● YOUR OBJECTIVE:
In the listing below, find the line containing "Give me a plain-text". Write out that line and every line after it to the end, exactly and only those.

● SUPPLIED INFORMATION:
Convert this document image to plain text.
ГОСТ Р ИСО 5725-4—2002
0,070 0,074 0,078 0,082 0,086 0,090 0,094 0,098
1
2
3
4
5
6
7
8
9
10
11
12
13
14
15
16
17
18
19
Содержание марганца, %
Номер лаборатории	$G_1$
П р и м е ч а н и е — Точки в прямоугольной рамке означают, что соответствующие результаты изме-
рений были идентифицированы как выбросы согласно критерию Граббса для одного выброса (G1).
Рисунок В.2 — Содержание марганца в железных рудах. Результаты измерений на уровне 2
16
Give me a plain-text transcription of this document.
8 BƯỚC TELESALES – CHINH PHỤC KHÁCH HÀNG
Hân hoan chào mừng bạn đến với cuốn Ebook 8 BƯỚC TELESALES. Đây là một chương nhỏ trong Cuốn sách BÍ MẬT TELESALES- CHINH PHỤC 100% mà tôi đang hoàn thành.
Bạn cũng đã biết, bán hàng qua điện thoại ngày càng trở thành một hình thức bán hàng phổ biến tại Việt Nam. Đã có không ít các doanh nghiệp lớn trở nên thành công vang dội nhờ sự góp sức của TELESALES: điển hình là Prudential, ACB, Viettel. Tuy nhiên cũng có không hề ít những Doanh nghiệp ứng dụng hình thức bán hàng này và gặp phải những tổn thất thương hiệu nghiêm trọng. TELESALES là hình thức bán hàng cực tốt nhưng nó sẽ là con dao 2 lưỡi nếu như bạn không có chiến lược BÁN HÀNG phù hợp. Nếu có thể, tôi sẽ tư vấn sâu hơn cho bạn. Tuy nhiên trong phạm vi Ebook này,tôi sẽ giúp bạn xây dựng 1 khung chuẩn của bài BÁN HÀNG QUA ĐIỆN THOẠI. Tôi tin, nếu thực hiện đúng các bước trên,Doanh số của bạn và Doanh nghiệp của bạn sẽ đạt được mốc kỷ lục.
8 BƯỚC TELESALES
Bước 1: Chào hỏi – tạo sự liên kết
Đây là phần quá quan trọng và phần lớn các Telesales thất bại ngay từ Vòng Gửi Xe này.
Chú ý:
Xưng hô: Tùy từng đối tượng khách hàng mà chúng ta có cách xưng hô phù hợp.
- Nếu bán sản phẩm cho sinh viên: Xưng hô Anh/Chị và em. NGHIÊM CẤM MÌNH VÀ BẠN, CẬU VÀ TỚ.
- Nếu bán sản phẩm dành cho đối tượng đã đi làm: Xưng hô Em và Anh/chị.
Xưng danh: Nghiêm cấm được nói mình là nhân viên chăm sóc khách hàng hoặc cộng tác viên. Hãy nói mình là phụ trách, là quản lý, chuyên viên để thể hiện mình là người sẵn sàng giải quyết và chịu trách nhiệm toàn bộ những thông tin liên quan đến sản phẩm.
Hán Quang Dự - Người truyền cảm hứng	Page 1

● SOLUTION FOR THIS EXERCISE:
Give me a plain-text transcription of this document.
8 BƯỚC TELESALES – CHINH PHỤC KHÁCH HÀNG
Hân hoan chào mừng bạn đến với cuốn Ebook 8 BƯỚC TELESALES. Đây là một chương nhỏ trong Cuốn sách BÍ MẬT TELESALES- CHINH PHỤC 100% mà tôi đang hoàn thành.
Bạn cũng đã biết, bán hàng qua điện thoại ngày càng trở thành một hình thức bán hàng phổ biến tại Việt Nam. Đã có không ít các doanh nghiệp lớn trở nên thành công vang dội nhờ sự góp sức của TELESALES: điển hình là Prudential, ACB, Viettel. Tuy nhiên cũng có không hề ít những Doanh nghiệp ứng dụng hình thức bán hàng này và gặp phải những tổn thất thương hiệu nghiêm trọng. TELESALES là hình thức bán hàng cực tốt nhưng nó sẽ là con dao 2 lưỡi nếu như bạn không có chiến lược BÁN HÀNG phù hợp. Nếu có thể, tôi sẽ tư vấn sâu hơn cho bạn. Tuy nhiên trong phạm vi Ebook này,tôi sẽ giúp bạn xây dựng 1 khung chuẩn của bài BÁN HÀNG QUA ĐIỆN THOẠI. Tôi tin, nếu thực hiện đúng các bước trên,Doanh số của bạn và Doanh nghiệp của bạn sẽ đạt được mốc kỷ lục.
8 BƯỚC TELESALES
Bước 1: Chào hỏi – tạo sự liên kết
Đây là phần quá quan trọng và phần lớn các Telesales thất bại ngay từ Vòng Gửi Xe này.
Chú ý:
Xưng hô: Tùy từng đối tượng khách hàng mà chúng ta có cách xưng hô phù hợp.
- Nếu bán sản phẩm cho sinh viên: Xưng hô Anh/Chị và em. NGHIÊM CẤM MÌNH VÀ BẠN, CẬU VÀ TỚ.
- Nếu bán sản phẩm dành cho đối tượng đã đi làm: Xưng hô Em và Anh/chị.
Xưng danh: Nghiêm cấm được nói mình là nhân viên chăm sóc khách hàng hoặc cộng tác viên. Hãy nói mình là phụ trách, là quản lý, chuyên viên để thể hiện mình là người sẵn sàng giải quyết và chịu trách nhiệm toàn bộ những thông tin liên quan đến sản phẩm.
Hán Quang Dự - Người truyền cảm hứng	Page 1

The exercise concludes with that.